- Given task
Exclude the pictures and return every line exactly as written.

- Input
--- BEGIN ---
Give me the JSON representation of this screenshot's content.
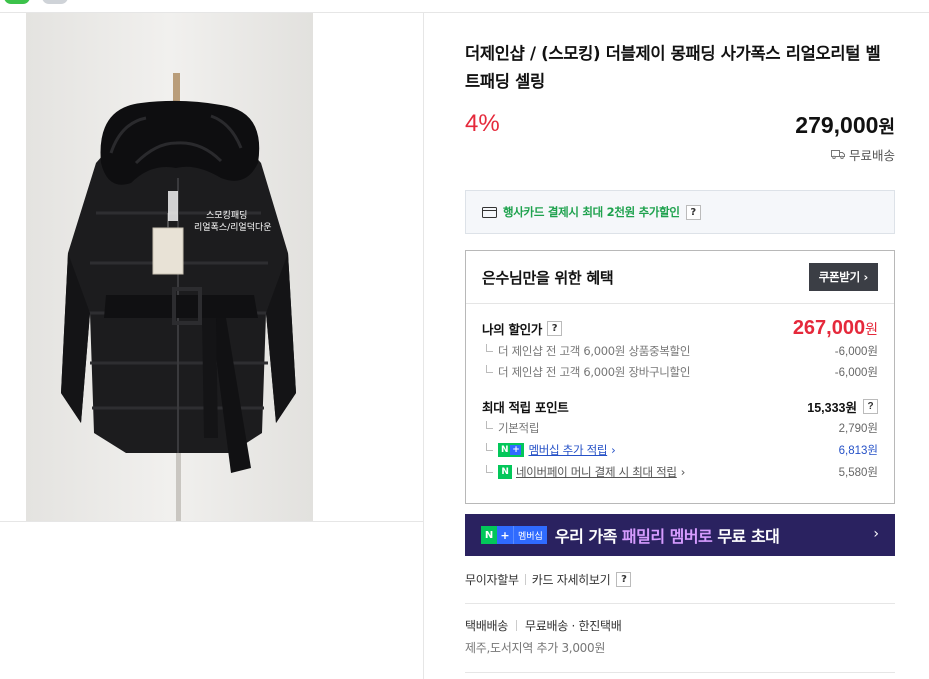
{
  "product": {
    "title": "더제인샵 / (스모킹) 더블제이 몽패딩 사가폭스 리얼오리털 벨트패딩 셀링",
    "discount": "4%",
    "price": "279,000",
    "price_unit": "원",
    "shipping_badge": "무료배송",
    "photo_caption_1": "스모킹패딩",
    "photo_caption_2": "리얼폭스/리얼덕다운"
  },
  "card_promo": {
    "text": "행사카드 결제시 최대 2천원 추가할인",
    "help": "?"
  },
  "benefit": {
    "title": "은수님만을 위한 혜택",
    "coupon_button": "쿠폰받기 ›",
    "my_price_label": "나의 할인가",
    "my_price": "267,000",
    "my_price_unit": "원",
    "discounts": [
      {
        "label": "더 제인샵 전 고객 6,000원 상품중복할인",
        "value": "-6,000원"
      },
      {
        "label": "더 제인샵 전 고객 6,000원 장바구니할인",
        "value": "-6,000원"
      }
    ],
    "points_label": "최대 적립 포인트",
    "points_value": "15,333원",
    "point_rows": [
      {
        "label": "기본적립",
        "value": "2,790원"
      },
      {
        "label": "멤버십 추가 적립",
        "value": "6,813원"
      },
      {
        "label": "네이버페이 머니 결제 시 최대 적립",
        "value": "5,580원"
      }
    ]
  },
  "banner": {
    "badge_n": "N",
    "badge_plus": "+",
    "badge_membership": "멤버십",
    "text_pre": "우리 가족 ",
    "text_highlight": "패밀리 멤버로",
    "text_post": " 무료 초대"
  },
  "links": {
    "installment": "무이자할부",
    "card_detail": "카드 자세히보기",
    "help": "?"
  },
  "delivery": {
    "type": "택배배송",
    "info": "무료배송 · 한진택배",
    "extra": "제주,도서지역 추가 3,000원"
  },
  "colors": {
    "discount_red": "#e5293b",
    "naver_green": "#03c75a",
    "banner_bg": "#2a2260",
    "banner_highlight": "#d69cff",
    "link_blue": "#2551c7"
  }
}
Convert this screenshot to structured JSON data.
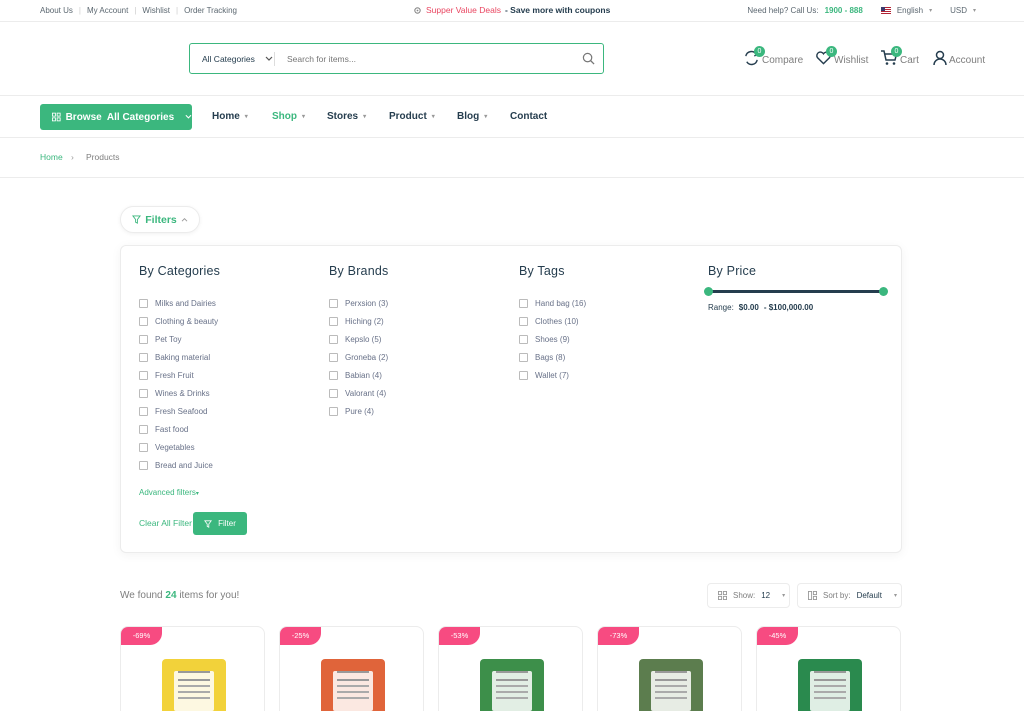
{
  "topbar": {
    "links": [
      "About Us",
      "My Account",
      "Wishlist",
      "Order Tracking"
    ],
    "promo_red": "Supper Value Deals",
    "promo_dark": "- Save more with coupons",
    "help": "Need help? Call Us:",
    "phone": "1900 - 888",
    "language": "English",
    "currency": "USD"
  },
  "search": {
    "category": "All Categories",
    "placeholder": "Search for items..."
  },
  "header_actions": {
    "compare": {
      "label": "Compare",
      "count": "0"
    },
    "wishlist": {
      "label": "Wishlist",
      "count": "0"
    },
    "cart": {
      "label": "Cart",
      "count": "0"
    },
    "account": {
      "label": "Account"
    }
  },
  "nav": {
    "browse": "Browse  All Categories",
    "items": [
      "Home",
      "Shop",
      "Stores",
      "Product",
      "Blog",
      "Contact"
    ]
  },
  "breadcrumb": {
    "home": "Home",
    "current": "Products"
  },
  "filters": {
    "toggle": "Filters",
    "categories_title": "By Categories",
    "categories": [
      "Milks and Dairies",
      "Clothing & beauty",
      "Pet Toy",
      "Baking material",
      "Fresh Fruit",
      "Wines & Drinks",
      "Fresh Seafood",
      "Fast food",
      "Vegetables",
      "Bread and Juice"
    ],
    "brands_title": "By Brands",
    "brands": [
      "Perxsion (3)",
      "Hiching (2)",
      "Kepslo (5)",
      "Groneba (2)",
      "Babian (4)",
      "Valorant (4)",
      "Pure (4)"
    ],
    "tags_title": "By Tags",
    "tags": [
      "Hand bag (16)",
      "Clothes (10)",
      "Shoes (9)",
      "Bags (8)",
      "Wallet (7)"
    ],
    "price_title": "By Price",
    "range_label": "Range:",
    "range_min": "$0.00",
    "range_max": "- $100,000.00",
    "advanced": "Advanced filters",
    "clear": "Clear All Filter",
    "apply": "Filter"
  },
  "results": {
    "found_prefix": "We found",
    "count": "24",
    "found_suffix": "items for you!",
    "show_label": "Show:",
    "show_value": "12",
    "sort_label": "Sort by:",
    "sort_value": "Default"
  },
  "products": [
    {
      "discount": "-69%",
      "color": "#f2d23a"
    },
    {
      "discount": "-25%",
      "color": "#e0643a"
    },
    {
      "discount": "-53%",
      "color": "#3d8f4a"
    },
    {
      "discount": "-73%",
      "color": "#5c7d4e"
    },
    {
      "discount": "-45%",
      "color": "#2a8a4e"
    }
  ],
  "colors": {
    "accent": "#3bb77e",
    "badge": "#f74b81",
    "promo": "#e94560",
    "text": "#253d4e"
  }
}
--- END ---
- Task response
Give me the JSON representation of this screenshot's content.
{
  "product": {
    "title": "더제인샵 / (스모킹) 더블제이 몽패딩 사가폭스 리얼오리털 벨트패딩 셀링",
    "discount": "4%",
    "price": "279,000",
    "price_unit": "원",
    "shipping_badge": "무료배송",
    "photo_caption_1": "스모킹패딩",
    "photo_caption_2": "리얼폭스/리얼덕다운"
  },
  "card_promo": {
    "text": "행사카드 결제시 최대 2천원 추가할인",
    "help": "?"
  },
  "benefit": {
    "title": "은수님만을 위한 혜택",
    "coupon_button": "쿠폰받기 ›",
    "my_price_label": "나의 할인가",
    "my_price": "267,000",
    "my_price_unit": "원",
    "discounts": [
      {
        "label": "더 제인샵 전 고객 6,000원 상품중복할인",
        "value": "-6,000원"
      },
      {
        "label": "더 제인샵 전 고객 6,000원 장바구니할인",
        "value": "-6,000원"
      }
    ],
    "points_label": "최대 적립 포인트",
    "points_value": "15,333원",
    "point_rows": [
      {
        "label": "기본적립",
        "value": "2,790원"
      },
      {
        "label": "멤버십 추가 적립",
        "value": "6,813원"
      },
      {
        "label": "네이버페이 머니 결제 시 최대 적립",
        "value": "5,580원"
      }
    ]
  },
  "banner": {
    "badge_n": "N",
    "badge_plus": "+",
    "badge_membership": "멤버십",
    "text_pre": "우리 가족 ",
    "text_highlight": "패밀리 멤버로",
    "text_post": " 무료 초대"
  },
  "links": {
    "installment": "무이자할부",
    "card_detail": "카드 자세히보기",
    "help": "?"
  },
  "delivery": {
    "type": "택배배송",
    "info": "무료배송 · 한진택배",
    "extra": "제주,도서지역 추가 3,000원"
  },
  "colors": {
    "discount_red": "#e5293b",
    "naver_green": "#03c75a",
    "banner_bg": "#2a2260",
    "banner_highlight": "#d69cff",
    "link_blue": "#2551c7"
  }
}
Convert this screenshot to structured JSON data.
{
  "topbar": {
    "links": [
      "About Us",
      "My Account",
      "Wishlist",
      "Order Tracking"
    ],
    "promo_red": "Supper Value Deals",
    "promo_dark": "- Save more with coupons",
    "help": "Need help? Call Us:",
    "phone": "1900 - 888",
    "language": "English",
    "currency": "USD"
  },
  "search": {
    "category": "All Categories",
    "placeholder": "Search for items..."
  },
  "header_actions": {
    "compare": {
      "label": "Compare",
      "count": "0"
    },
    "wishlist": {
      "label": "Wishlist",
      "count": "0"
    },
    "cart": {
      "label": "Cart",
      "count": "0"
    },
    "account": {
      "label": "Account"
    }
  },
  "nav": {
    "browse": "Browse  All Categories",
    "items": [
      "Home",
      "Shop",
      "Stores",
      "Product",
      "Blog",
      "Contact"
    ]
  },
  "breadcrumb": {
    "home": "Home",
    "current": "Products"
  },
  "filters": {
    "toggle": "Filters",
    "categories_title": "By Categories",
    "categories": [
      "Milks and Dairies",
      "Clothing & beauty",
      "Pet Toy",
      "Baking material",
      "Fresh Fruit",
      "Wines & Drinks",
      "Fresh Seafood",
      "Fast food",
      "Vegetables",
      "Bread and Juice"
    ],
    "brands_title": "By Brands",
    "brands": [
      "Perxsion (3)",
      "Hiching (2)",
      "Kepslo (5)",
      "Groneba (2)",
      "Babian (4)",
      "Valorant (4)",
      "Pure (4)"
    ],
    "tags_title": "By Tags",
    "tags": [
      "Hand bag (16)",
      "Clothes (10)",
      "Shoes (9)",
      "Bags (8)",
      "Wallet (7)"
    ],
    "price_title": "By Price",
    "range_label": "Range:",
    "range_min": "$0.00",
    "range_max": "- $100,000.00",
    "advanced": "Advanced filters",
    "clear": "Clear All Filter",
    "apply": "Filter"
  },
  "results": {
    "found_prefix": "We found",
    "count": "24",
    "found_suffix": "items for you!",
    "show_label": "Show:",
    "show_value": "12",
    "sort_label": "Sort by:",
    "sort_value": "Default"
  },
  "products": [
    {
      "discount": "-69%",
      "color": "#f2d23a"
    },
    {
      "discount": "-25%",
      "color": "#e0643a"
    },
    {
      "discount": "-53%",
      "color": "#3d8f4a"
    },
    {
      "discount": "-73%",
      "color": "#5c7d4e"
    },
    {
      "discount": "-45%",
      "color": "#2a8a4e"
    }
  ],
  "colors": {
    "accent": "#3bb77e",
    "badge": "#f74b81",
    "promo": "#e94560",
    "text": "#253d4e"
  }
}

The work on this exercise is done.